◆ Text block:

>>>

QUIC returns the underlying *quic.Conn. Exposed for advanced callers (e.g. tests that need to inspect ConnectionState or trigger a migration). Most consumers should not touch this.

func (*Conn) Recv

func (c *Conn) Recv() ([]byte, error)

Recv reads the next ZAP frame from the control stream. Frames are read in the same order they were sent.

func (*Conn) Send

func (c *Conn) Send(frame []byte) error

Send writes a ZAP frame on the control stream. This is the transport-API parity surface for the TCP Conn.Send: a single, serialized stream of frames in arrival order. For independent concurrent RPCs, prefer OpenStream.

type Server

type Server struct {
	// contains filtered or unexported fields
}

Server is a QUIC listener that yields *Conn instances ready for ZAP-frame exchange.

<<<

◆ Assignment 1:
Answer these questions from the QUIC API documentation:
(a) In what order does Recv read frames from the control stream?
(b) For independent concurrent RPCs, what does the description of Send recommend instead?
(c) What does a Server yield?
◆ Assignment 2:
Continue the QUIC API documentation past the description of the Server type, keeping its format and style.

◆ Records from a data collection:
>>>

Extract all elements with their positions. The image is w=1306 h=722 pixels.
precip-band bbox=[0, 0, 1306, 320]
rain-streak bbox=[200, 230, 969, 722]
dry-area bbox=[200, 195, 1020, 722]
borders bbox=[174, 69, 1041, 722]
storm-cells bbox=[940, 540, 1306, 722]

<<<

◆ Written response 1:
(a) In the same order they were sent.
(b) OpenStream.
(c) *Conn instances ready for ZAP-frame exchange.

◆ Written response 2:
Server is the QUIC analogue of net.Listener. The outer ZAP Node drives the accept loop; this type does not spawn its own goroutines.

func Listen

func Listen(cfg ServerConfig) (*Server, error)

Listen creates a new QUIC listener bound to cfg.Addr.

The returned Server is ready for Accept calls. Close releases the UDP socket and all in-flight connections.

func (*Server) Accept

func (s *Server) Accept(ctx context.Context) (*Conn, error)

Accept waits for and returns the next ZAP-QUIC connection. The returned Conn has already completed the node-identity handshake on the control stream.

func (*Server) Addr

func (s *Server) Addr() net.Addr

Addr returns the underlying UDP listen address. Useful when the caller bound to ":0" and needs to learn the kernel-assigned port.

func (*Server) Close

func (s *Server) Close() error

Close releases the listener and the underlying UDP socket. Any in-flight Accept call returns ErrServerClosed.

type ServerConfig

type ServerConfig struct {
	// NodeID is this node's ZAP identity. Sent on the control stream
	// of every accepted connection. Required.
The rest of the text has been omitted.